Task objective
Without the pictures, give the entries below again exactly as written.

Extracted information
----------------

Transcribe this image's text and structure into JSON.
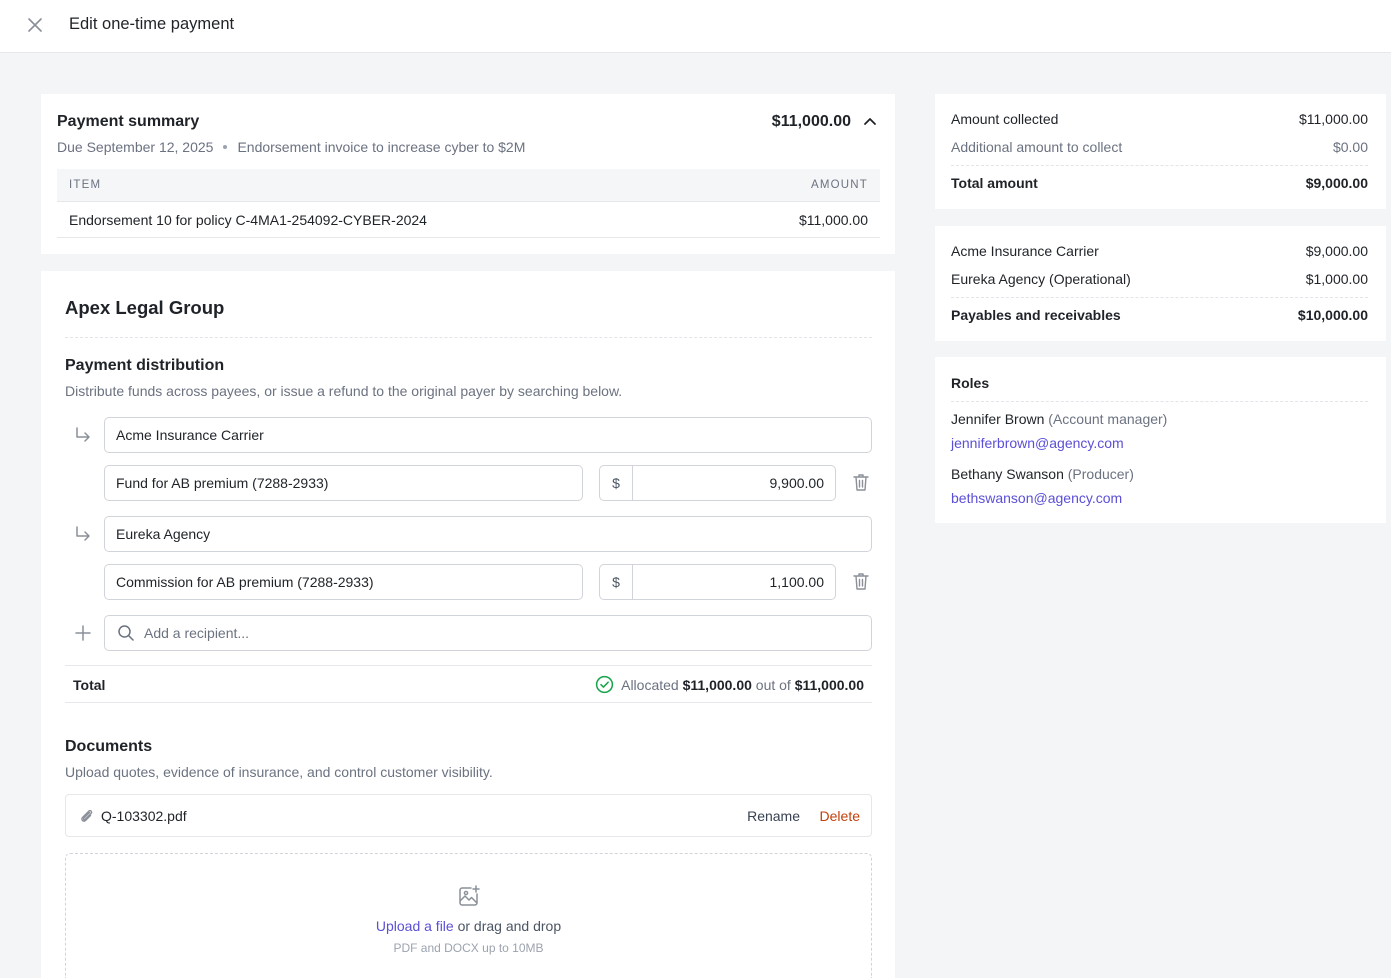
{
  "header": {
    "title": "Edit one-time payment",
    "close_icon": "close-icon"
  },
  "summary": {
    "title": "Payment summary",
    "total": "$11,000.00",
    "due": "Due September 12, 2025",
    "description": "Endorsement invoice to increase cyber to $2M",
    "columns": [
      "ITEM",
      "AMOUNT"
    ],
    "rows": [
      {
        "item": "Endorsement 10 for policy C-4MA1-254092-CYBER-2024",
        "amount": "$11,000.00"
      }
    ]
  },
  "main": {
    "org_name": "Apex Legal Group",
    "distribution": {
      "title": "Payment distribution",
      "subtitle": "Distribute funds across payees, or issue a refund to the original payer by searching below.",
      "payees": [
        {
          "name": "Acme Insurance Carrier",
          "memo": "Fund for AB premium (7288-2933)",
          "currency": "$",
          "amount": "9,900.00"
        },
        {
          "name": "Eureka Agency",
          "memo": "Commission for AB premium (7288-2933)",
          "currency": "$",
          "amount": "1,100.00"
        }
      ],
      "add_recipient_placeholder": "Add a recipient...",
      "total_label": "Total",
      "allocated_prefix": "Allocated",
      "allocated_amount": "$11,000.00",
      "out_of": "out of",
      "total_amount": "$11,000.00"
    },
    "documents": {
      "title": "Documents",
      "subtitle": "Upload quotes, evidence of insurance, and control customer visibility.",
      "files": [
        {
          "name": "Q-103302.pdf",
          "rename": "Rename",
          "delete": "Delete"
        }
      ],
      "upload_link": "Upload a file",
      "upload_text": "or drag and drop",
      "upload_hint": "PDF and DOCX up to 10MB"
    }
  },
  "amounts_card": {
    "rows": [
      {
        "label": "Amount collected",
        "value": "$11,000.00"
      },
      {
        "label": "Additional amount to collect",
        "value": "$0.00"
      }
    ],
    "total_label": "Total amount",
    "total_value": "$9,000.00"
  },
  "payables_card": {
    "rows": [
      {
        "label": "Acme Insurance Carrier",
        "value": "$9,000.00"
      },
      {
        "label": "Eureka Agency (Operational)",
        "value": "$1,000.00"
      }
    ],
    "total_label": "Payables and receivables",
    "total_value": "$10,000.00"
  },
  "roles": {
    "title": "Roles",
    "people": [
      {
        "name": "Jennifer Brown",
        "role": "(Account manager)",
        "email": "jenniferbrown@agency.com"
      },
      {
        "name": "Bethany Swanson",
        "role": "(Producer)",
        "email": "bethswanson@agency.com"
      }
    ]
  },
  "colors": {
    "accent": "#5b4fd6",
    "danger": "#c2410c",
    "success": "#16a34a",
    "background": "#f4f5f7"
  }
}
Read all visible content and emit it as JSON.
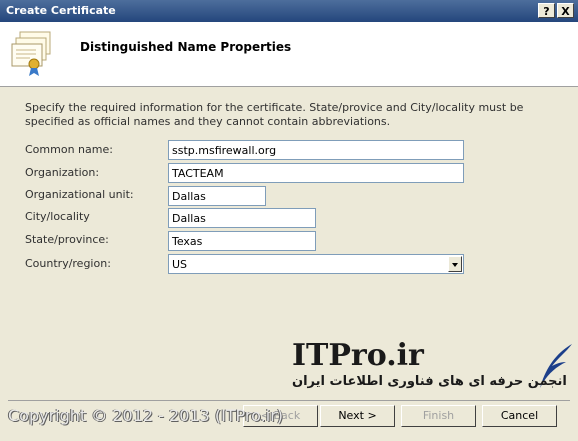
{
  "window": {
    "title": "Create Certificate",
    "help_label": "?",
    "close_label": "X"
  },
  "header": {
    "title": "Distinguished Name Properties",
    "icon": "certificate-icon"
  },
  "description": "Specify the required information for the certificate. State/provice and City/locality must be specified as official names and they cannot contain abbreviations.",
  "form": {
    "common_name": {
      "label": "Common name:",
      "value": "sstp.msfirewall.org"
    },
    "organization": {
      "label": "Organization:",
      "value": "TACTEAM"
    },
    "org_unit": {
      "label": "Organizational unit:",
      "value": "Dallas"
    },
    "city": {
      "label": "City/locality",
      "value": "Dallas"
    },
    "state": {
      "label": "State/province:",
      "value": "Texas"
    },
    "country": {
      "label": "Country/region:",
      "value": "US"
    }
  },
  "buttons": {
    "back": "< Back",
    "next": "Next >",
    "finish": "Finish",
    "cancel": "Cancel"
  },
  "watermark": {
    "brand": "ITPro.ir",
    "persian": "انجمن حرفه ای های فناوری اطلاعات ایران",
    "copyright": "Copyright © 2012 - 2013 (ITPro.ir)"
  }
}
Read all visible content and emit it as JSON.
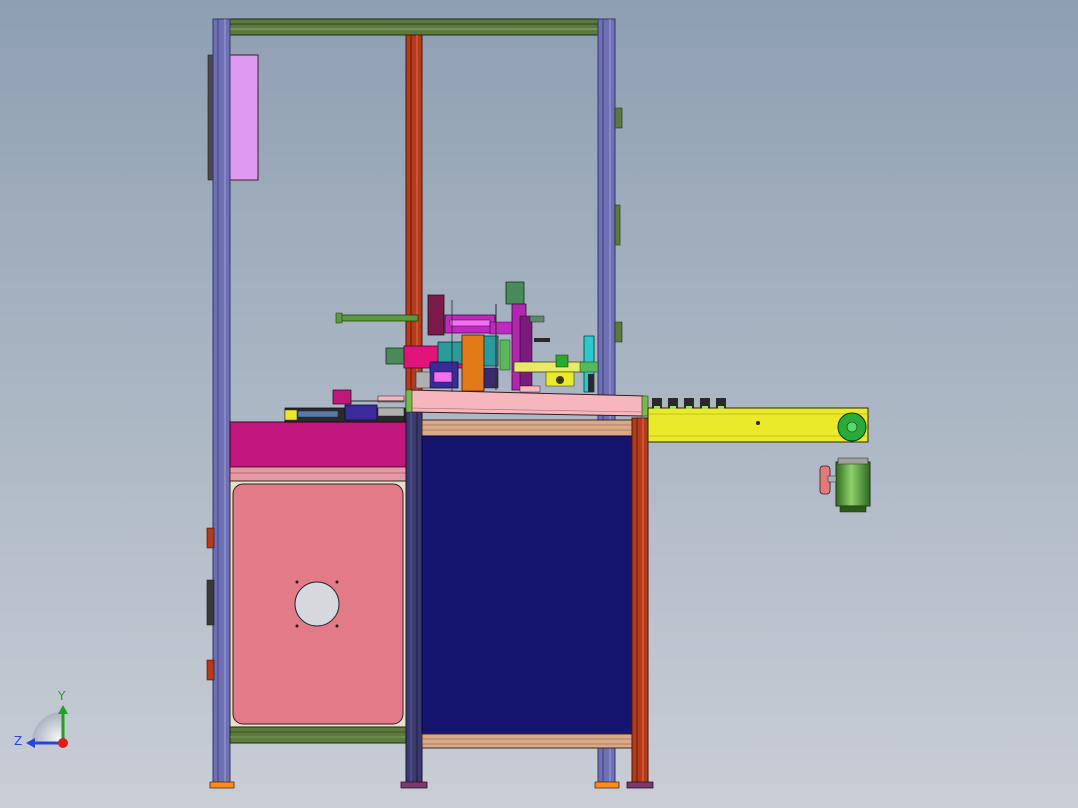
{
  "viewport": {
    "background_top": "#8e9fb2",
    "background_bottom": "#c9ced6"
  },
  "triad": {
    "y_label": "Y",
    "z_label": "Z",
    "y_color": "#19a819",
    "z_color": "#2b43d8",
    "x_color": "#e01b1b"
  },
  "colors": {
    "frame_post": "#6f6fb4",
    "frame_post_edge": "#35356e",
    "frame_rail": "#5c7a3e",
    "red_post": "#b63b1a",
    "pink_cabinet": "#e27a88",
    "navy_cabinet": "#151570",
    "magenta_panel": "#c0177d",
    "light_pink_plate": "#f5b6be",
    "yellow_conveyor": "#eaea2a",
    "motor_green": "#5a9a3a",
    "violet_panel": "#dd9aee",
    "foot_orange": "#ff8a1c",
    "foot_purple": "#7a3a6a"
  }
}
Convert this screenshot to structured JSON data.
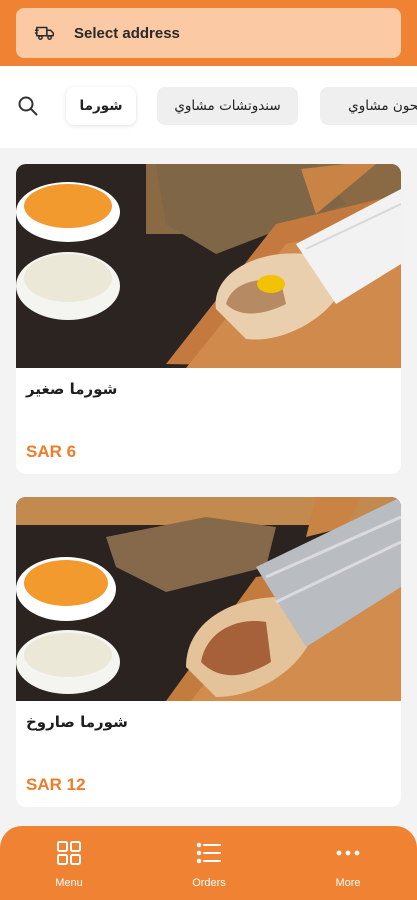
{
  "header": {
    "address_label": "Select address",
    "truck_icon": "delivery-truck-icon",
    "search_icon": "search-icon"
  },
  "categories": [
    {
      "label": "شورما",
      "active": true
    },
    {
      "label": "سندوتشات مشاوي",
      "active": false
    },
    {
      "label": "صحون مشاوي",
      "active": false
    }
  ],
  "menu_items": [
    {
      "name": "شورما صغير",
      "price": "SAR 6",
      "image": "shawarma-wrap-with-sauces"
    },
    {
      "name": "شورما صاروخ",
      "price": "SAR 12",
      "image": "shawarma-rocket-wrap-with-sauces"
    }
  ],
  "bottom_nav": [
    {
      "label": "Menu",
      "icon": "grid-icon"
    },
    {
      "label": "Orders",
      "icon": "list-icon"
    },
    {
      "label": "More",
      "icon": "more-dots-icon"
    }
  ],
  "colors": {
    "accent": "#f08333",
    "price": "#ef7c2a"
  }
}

----------------

Final answer
Transcribe this image's text and structure into JSON.
{
  "header": {
    "title": "Edit one-time payment",
    "close_icon": "close-icon"
  },
  "summary": {
    "title": "Payment summary",
    "total": "$11,000.00",
    "due": "Due September 12, 2025",
    "description": "Endorsement invoice to increase cyber to $2M",
    "columns": [
      "ITEM",
      "AMOUNT"
    ],
    "rows": [
      {
        "item": "Endorsement 10 for policy C-4MA1-254092-CYBER-2024",
        "amount": "$11,000.00"
      }
    ]
  },
  "main": {
    "org_name": "Apex Legal Group",
    "distribution": {
      "title": "Payment distribution",
      "subtitle": "Distribute funds across payees, or issue a refund to the original payer by searching below.",
      "payees": [
        {
          "name": "Acme Insurance Carrier",
          "memo": "Fund for AB premium (7288-2933)",
          "currency": "$",
          "amount": "9,900.00"
        },
        {
          "name": "Eureka Agency",
          "memo": "Commission for AB premium (7288-2933)",
          "currency": "$",
          "amount": "1,100.00"
        }
      ],
      "add_recipient_placeholder": "Add a recipient...",
      "total_label": "Total",
      "allocated_prefix": "Allocated",
      "allocated_amount": "$11,000.00",
      "out_of": "out of",
      "total_amount": "$11,000.00"
    },
    "documents": {
      "title": "Documents",
      "subtitle": "Upload quotes, evidence of insurance, and control customer visibility.",
      "files": [
        {
          "name": "Q-103302.pdf",
          "rename": "Rename",
          "delete": "Delete"
        }
      ],
      "upload_link": "Upload a file",
      "upload_text": "or drag and drop",
      "upload_hint": "PDF and DOCX up to 10MB"
    }
  },
  "amounts_card": {
    "rows": [
      {
        "label": "Amount collected",
        "value": "$11,000.00"
      },
      {
        "label": "Additional amount to collect",
        "value": "$0.00"
      }
    ],
    "total_label": "Total amount",
    "total_value": "$9,000.00"
  },
  "payables_card": {
    "rows": [
      {
        "label": "Acme Insurance Carrier",
        "value": "$9,000.00"
      },
      {
        "label": "Eureka Agency (Operational)",
        "value": "$1,000.00"
      }
    ],
    "total_label": "Payables and receivables",
    "total_value": "$10,000.00"
  },
  "roles": {
    "title": "Roles",
    "people": [
      {
        "name": "Jennifer Brown",
        "role": "(Account manager)",
        "email": "jenniferbrown@agency.com"
      },
      {
        "name": "Bethany Swanson",
        "role": "(Producer)",
        "email": "bethswanson@agency.com"
      }
    ]
  },
  "colors": {
    "accent": "#5b4fd6",
    "danger": "#c2410c",
    "success": "#16a34a",
    "background": "#f4f5f7"
  }
}
Read all visible content and emit it as JSON.
{
  "window": {
    "title": "Create Certificate",
    "help_label": "?",
    "close_label": "X"
  },
  "header": {
    "title": "Distinguished Name Properties",
    "icon": "certificate-icon"
  },
  "description": "Specify the required information for the certificate. State/provice and City/locality must be specified as official names and they cannot contain abbreviations.",
  "form": {
    "common_name": {
      "label": "Common name:",
      "value": "sstp.msfirewall.org"
    },
    "organization": {
      "label": "Organization:",
      "value": "TACTEAM"
    },
    "org_unit": {
      "label": "Organizational unit:",
      "value": "Dallas"
    },
    "city": {
      "label": "City/locality",
      "value": "Dallas"
    },
    "state": {
      "label": "State/province:",
      "value": "Texas"
    },
    "country": {
      "label": "Country/region:",
      "value": "US"
    }
  },
  "buttons": {
    "back": "< Back",
    "next": "Next >",
    "finish": "Finish",
    "cancel": "Cancel"
  },
  "watermark": {
    "brand": "ITPro.ir",
    "persian": "انجمن حرفه ای های فناوری اطلاعات ایران",
    "copyright": "Copyright © 2012 - 2013 (ITPro.ir)"
  }
}
Read all visible content and emit it as JSON.
{
  "viewport": {
    "background_top": "#8e9fb2",
    "background_bottom": "#c9ced6"
  },
  "triad": {
    "y_label": "Y",
    "z_label": "Z",
    "y_color": "#19a819",
    "z_color": "#2b43d8",
    "x_color": "#e01b1b"
  },
  "colors": {
    "frame_post": "#6f6fb4",
    "frame_post_edge": "#35356e",
    "frame_rail": "#5c7a3e",
    "red_post": "#b63b1a",
    "pink_cabinet": "#e27a88",
    "navy_cabinet": "#151570",
    "magenta_panel": "#c0177d",
    "light_pink_plate": "#f5b6be",
    "yellow_conveyor": "#eaea2a",
    "motor_green": "#5a9a3a",
    "violet_panel": "#dd9aee",
    "foot_orange": "#ff8a1c",
    "foot_purple": "#7a3a6a"
  }
}
Convert this screenshot to structured JSON data.
{
  "header": {
    "address_label": "Select address",
    "truck_icon": "delivery-truck-icon",
    "search_icon": "search-icon"
  },
  "categories": [
    {
      "label": "شورما",
      "active": true
    },
    {
      "label": "سندوتشات مشاوي",
      "active": false
    },
    {
      "label": "صحون مشاوي",
      "active": false
    }
  ],
  "menu_items": [
    {
      "name": "شورما صغير",
      "price": "SAR 6",
      "image": "shawarma-wrap-with-sauces"
    },
    {
      "name": "شورما صاروخ",
      "price": "SAR 12",
      "image": "shawarma-rocket-wrap-with-sauces"
    }
  ],
  "bottom_nav": [
    {
      "label": "Menu",
      "icon": "grid-icon"
    },
    {
      "label": "Orders",
      "icon": "list-icon"
    },
    {
      "label": "More",
      "icon": "more-dots-icon"
    }
  ],
  "colors": {
    "accent": "#f08333",
    "price": "#ef7c2a"
  }
}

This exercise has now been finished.